(PROBLEM DETAILS)
Wherever a line holds the string "data", copy that line.

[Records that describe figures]
————
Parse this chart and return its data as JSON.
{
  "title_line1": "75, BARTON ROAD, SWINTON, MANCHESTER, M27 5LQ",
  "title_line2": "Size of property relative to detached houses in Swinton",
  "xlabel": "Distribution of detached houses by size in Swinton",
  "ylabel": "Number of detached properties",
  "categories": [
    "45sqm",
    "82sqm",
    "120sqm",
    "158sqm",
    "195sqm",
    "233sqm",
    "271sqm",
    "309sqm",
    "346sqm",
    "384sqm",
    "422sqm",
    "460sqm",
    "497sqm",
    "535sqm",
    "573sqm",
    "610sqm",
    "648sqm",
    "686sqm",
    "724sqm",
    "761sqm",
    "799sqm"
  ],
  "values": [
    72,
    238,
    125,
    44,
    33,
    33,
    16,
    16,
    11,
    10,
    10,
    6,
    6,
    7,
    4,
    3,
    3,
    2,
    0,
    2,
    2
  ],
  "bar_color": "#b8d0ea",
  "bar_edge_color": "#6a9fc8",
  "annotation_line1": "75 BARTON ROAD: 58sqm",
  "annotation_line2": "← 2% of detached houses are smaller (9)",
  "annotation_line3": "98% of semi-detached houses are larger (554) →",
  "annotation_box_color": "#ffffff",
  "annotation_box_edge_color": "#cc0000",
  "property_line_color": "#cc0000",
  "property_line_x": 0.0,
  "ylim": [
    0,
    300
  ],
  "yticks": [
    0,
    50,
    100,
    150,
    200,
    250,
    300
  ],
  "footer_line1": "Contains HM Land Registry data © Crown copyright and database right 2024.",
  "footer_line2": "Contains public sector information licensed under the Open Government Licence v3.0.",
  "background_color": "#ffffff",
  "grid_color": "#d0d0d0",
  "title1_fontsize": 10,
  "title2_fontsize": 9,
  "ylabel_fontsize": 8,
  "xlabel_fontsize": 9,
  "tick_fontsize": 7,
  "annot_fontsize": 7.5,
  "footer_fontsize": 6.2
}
————
(RESULT OF THIS EXERCISE)
Parse this chart and return its data as JSON.
  "footer_line1": "Contains HM Land Registry data © Crown copyright and database right 2024.",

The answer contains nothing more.